> [The task]
Will you extract the entries word for word? Images should not appear in the copy.

> [Records supplied]
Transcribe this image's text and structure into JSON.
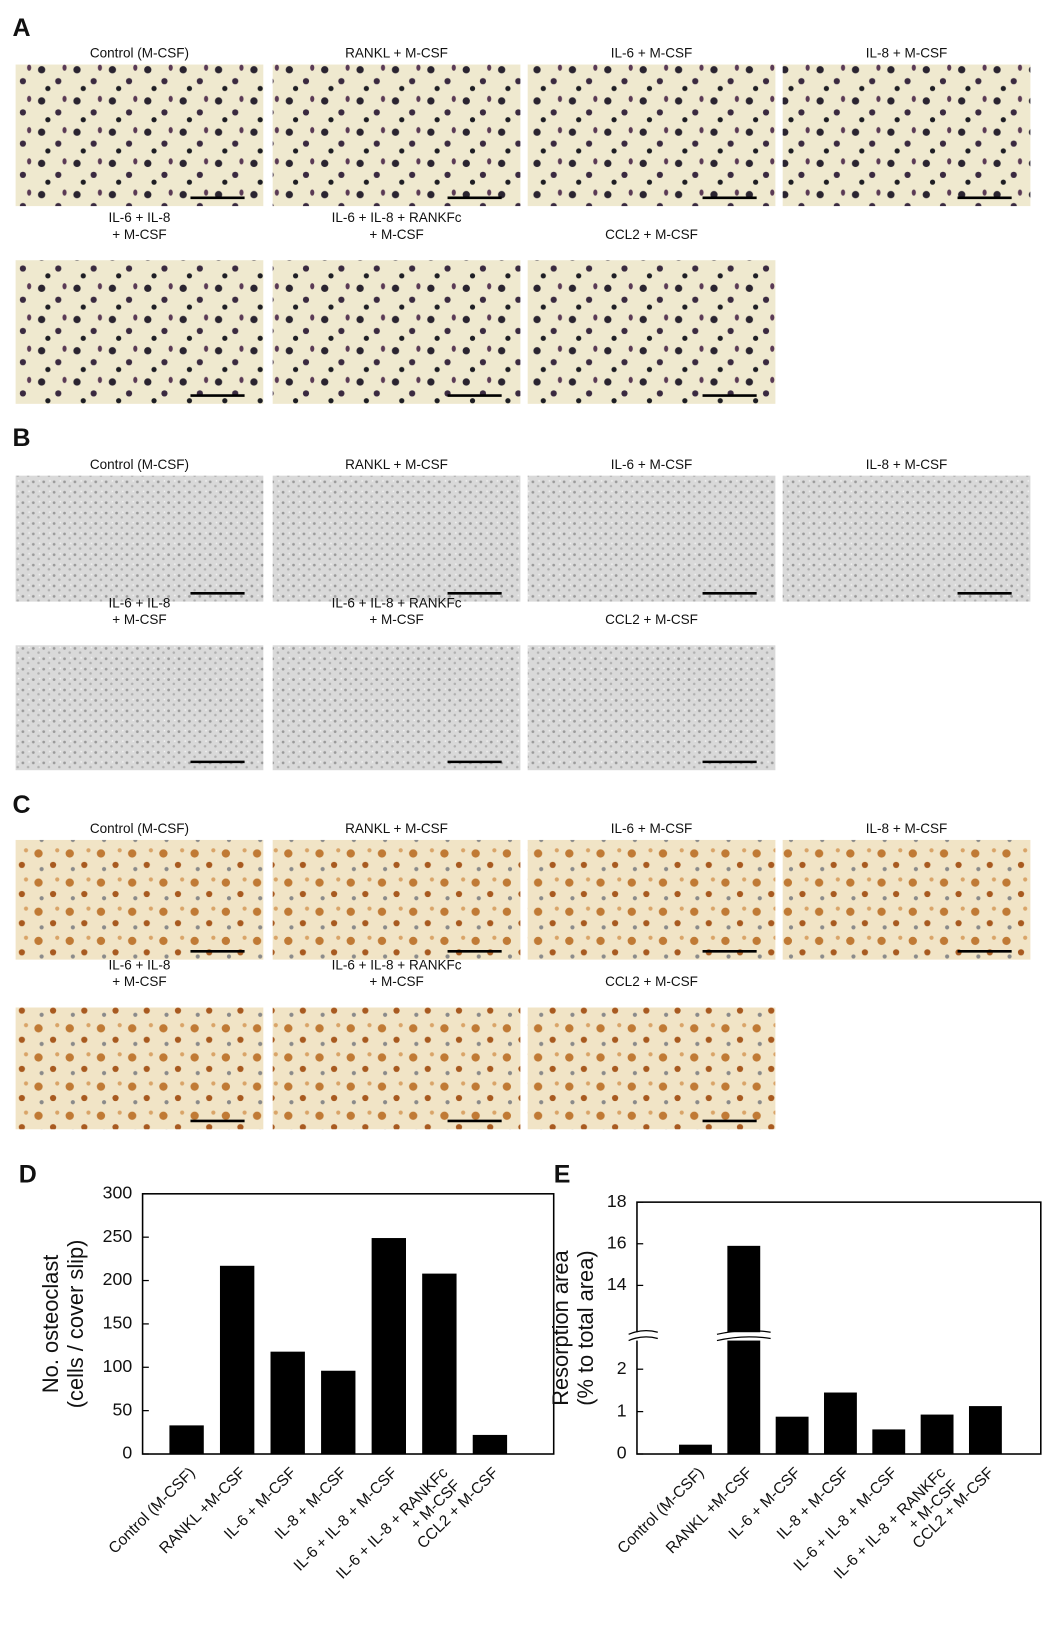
{
  "panels": [
    {
      "label": "A",
      "captions": [
        [
          "Control (M-CSF)"
        ],
        [
          "RANKL + M-CSF"
        ],
        [
          "IL-6 + M-CSF"
        ],
        [
          "IL-8 + M-CSF"
        ],
        [
          "IL-6 + IL-8",
          "+ M-CSF"
        ],
        [
          "IL-6 + IL-8 + RANKFc",
          "+ M-CSF"
        ],
        [
          "CCL2 + M-CSF"
        ]
      ]
    },
    {
      "label": "B",
      "captions": [
        [
          "Control (M-CSF)"
        ],
        [
          "RANKL + M-CSF"
        ],
        [
          "IL-6 + M-CSF"
        ],
        [
          "IL-8 + M-CSF"
        ],
        [
          "IL-6 + IL-8",
          "+ M-CSF"
        ],
        [
          "IL-6 + IL-8 + RANKFc",
          "+ M-CSF"
        ],
        [
          "CCL2 + M-CSF"
        ]
      ]
    },
    {
      "label": "C",
      "captions": [
        [
          "Control (M-CSF)"
        ],
        [
          "RANKL + M-CSF"
        ],
        [
          "IL-6 + M-CSF"
        ],
        [
          "IL-8 + M-CSF"
        ],
        [
          "IL-6 + IL-8",
          "+ M-CSF"
        ],
        [
          "IL-6 + IL-8 + RANKFc",
          "+ M-CSF"
        ],
        [
          "CCL2 + M-CSF"
        ]
      ]
    }
  ],
  "chart_data": [
    {
      "type": "bar",
      "panel_label": "D",
      "ylabel": [
        "No. osteoclast",
        "(cells / cover slip)"
      ],
      "categories": [
        [
          "Control (M-CSF)"
        ],
        [
          "RANKL +M-CSF"
        ],
        [
          "IL-6 + M-CSF"
        ],
        [
          "IL-8 + M-CSF"
        ],
        [
          "IL-6 + IL-8 + M-CSF"
        ],
        [
          "IL-6 + IL-8 + RANKFc",
          "+ M-CSF"
        ],
        [
          "CCL2 + M-CSF"
        ]
      ],
      "values": [
        33,
        217,
        118,
        96,
        249,
        208,
        22
      ],
      "color": "#000000",
      "ylim": [
        0,
        300
      ],
      "yticks": [
        0,
        50,
        100,
        150,
        200,
        250,
        300
      ]
    },
    {
      "type": "bar",
      "panel_label": "E",
      "ylabel": [
        "Resorption area",
        "(% to total area)"
      ],
      "categories": [
        [
          "Control (M-CSF)"
        ],
        [
          "RANKL +M-CSF"
        ],
        [
          "IL-6 + M-CSF"
        ],
        [
          "IL-8 + M-CSF"
        ],
        [
          "IL-6 + IL-8 + M-CSF"
        ],
        [
          "IL-6 + IL-8 + RANKFc",
          "+ M-CSF"
        ],
        [
          "CCL2 + M-CSF"
        ]
      ],
      "values": [
        0.22,
        15.9,
        0.88,
        1.45,
        0.58,
        0.93,
        1.13
      ],
      "color": "#000000",
      "ylim": [
        0,
        18
      ],
      "y_break": [
        2.7,
        11.7
      ],
      "yticks": [
        0,
        1,
        2,
        14,
        16,
        18
      ]
    }
  ]
}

> [Completed exercise]
Transcribe this image's text and structure into JSON.
{
  "panels": [
    {
      "label": "A",
      "captions": [
        [
          "Control (M-CSF)"
        ],
        [
          "RANKL + M-CSF"
        ],
        [
          "IL-6 + M-CSF"
        ],
        [
          "IL-8 + M-CSF"
        ],
        [
          "IL-6 + IL-8",
          "+ M-CSF"
        ],
        [
          "IL-6 + IL-8 + RANKFc",
          "+ M-CSF"
        ],
        [
          "CCL2 + M-CSF"
        ]
      ]
    },
    {
      "label": "B",
      "captions": [
        [
          "Control (M-CSF)"
        ],
        [
          "RANKL + M-CSF"
        ],
        [
          "IL-6 + M-CSF"
        ],
        [
          "IL-8 + M-CSF"
        ],
        [
          "IL-6 + IL-8",
          "+ M-CSF"
        ],
        [
          "IL-6 + IL-8 + RANKFc",
          "+ M-CSF"
        ],
        [
          "CCL2 + M-CSF"
        ]
      ]
    },
    {
      "label": "C",
      "captions": [
        [
          "Control (M-CSF)"
        ],
        [
          "RANKL + M-CSF"
        ],
        [
          "IL-6 + M-CSF"
        ],
        [
          "IL-8 + M-CSF"
        ],
        [
          "IL-6 + IL-8",
          "+ M-CSF"
        ],
        [
          "IL-6 + IL-8 + RANKFc",
          "+ M-CSF"
        ],
        [
          "CCL2 + M-CSF"
        ]
      ]
    }
  ],
  "chart_data": [
    {
      "type": "bar",
      "panel_label": "D",
      "ylabel": [
        "No. osteoclast",
        "(cells / cover slip)"
      ],
      "categories": [
        [
          "Control (M-CSF)"
        ],
        [
          "RANKL +M-CSF"
        ],
        [
          "IL-6 + M-CSF"
        ],
        [
          "IL-8 + M-CSF"
        ],
        [
          "IL-6 + IL-8 + M-CSF"
        ],
        [
          "IL-6 + IL-8 + RANKFc",
          "+ M-CSF"
        ],
        [
          "CCL2 + M-CSF"
        ]
      ],
      "values": [
        33,
        217,
        118,
        96,
        249,
        208,
        22
      ],
      "color": "#000000",
      "ylim": [
        0,
        300
      ],
      "yticks": [
        0,
        50,
        100,
        150,
        200,
        250,
        300
      ]
    },
    {
      "type": "bar",
      "panel_label": "E",
      "ylabel": [
        "Resorption area",
        "(% to total area)"
      ],
      "categories": [
        [
          "Control (M-CSF)"
        ],
        [
          "RANKL +M-CSF"
        ],
        [
          "IL-6 + M-CSF"
        ],
        [
          "IL-8 + M-CSF"
        ],
        [
          "IL-6 + IL-8 + M-CSF"
        ],
        [
          "IL-6 + IL-8 + RANKFc",
          "+ M-CSF"
        ],
        [
          "CCL2 + M-CSF"
        ]
      ],
      "values": [
        0.22,
        15.9,
        0.88,
        1.45,
        0.58,
        0.93,
        1.13
      ],
      "color": "#000000",
      "ylim": [
        0,
        18
      ],
      "y_break": [
        2.7,
        11.7
      ],
      "yticks": [
        0,
        1,
        2,
        14,
        16,
        18
      ]
    }
  ]
}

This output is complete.